Dataset records of document pages
━━━━

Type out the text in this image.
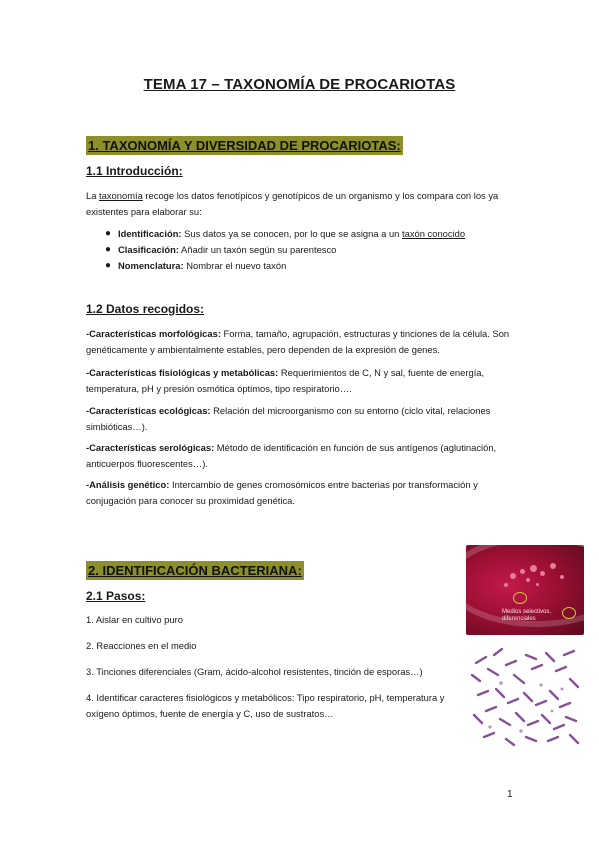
TEMA 17 – TAXONOMÍA DE PROCARIOTAS
1. TAXONOMÍA Y DIVERSIDAD DE PROCARIOTAS:
1.1 Introducción:
La taxonomía recoge los datos fenotípicos y genotípicos de un organismo y los compara con los ya existentes para elaborar su:
● Identificación: Sus datos ya se conocen, por lo que se asigna a un taxón conocido
● Clasificación: Añadir un taxón según su parentesco
● Nomenclatura: Nombrar el nuevo taxón
1.2 Datos recogidos:
-Características morfológicas: Forma, tamaño, agrupación, estructuras y tinciones de la célula. Son genéticamente y ambientalmente estables, pero dependen de la expresión de genes.
-Características fisiológicas y metabólicas: Requerimientos de C, N y sal, fuente de energía, temperatura, pH y presión osmótica óptimos, tipo respiratorio….
-Características ecológicas: Relación del microorganismo con su entorno (ciclo vital, relaciones simbióticas…).
-Características serológicas: Método de identificación en función de sus antígenos (aglutinación, anticuerpos fluorescentes…).
-Análisis genético: Intercambio de genes cromosómicos entre bacterias por transformación y conjugación para conocer su proximidad genética.
2. IDENTIFICACIÓN BACTERIANA:
2.1 Pasos:
1. Aislar en cultivo puro
2. Reacciones en el medio
3. Tinciones diferenciales (Gram, ácido-alcohol resistentes, tinción de esporas…)
4. Identificar caracteres fisiológicos y metabólicos: Tipo respiratorio, pH, temperatura y oxígeno óptimos, fuente de energía y C, uso de sustratos…
Medios selectivos, diferenciales
1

━━━━

**WORK INSTRUCTION**
Exact copy, no pictures: set down all the entries again as they stand.

**TASK RESPONSE**
Type out the text in this image.
TEMA 17 – TAXONOMÍA DE PROCARIOTAS
1. TAXONOMÍA Y DIVERSIDAD DE PROCARIOTAS:
1.1 Introducción:
La taxonomía recoge los datos fenotípicos y genotípicos de un organismo y los compara con los ya existentes para elaborar su:
● Identificación: Sus datos ya se conocen, por lo que se asigna a un taxón conocido
● Clasificación: Añadir un taxón según su parentesco
● Nomenclatura: Nombrar el nuevo taxón
1.2 Datos recogidos:
-Características morfológicas: Forma, tamaño, agrupación, estructuras y tinciones de la célula. Son genéticamente y ambientalmente estables, pero dependen de la expresión de genes.
-Características fisiológicas y metabólicas: Requerimientos de C, N y sal, fuente de energía, temperatura, pH y presión osmótica óptimos, tipo respiratorio….
-Características ecológicas: Relación del microorganismo con su entorno (ciclo vital, relaciones simbióticas…).
-Características serológicas: Método de identificación en función de sus antígenos (aglutinación, anticuerpos fluorescentes…).
-Análisis genético: Intercambio de genes cromosómicos entre bacterias por transformación y conjugación para conocer su proximidad genética.
2. IDENTIFICACIÓN BACTERIANA:
2.1 Pasos:
1. Aislar en cultivo puro
2. Reacciones en el medio
3. Tinciones diferenciales (Gram, ácido-alcohol resistentes, tinción de esporas…)
4. Identificar caracteres fisiológicos y metabólicos: Tipo respiratorio, pH, temperatura y oxígeno óptimos, fuente de energía y C, uso de sustratos…
Medios selectivos, diferenciales
1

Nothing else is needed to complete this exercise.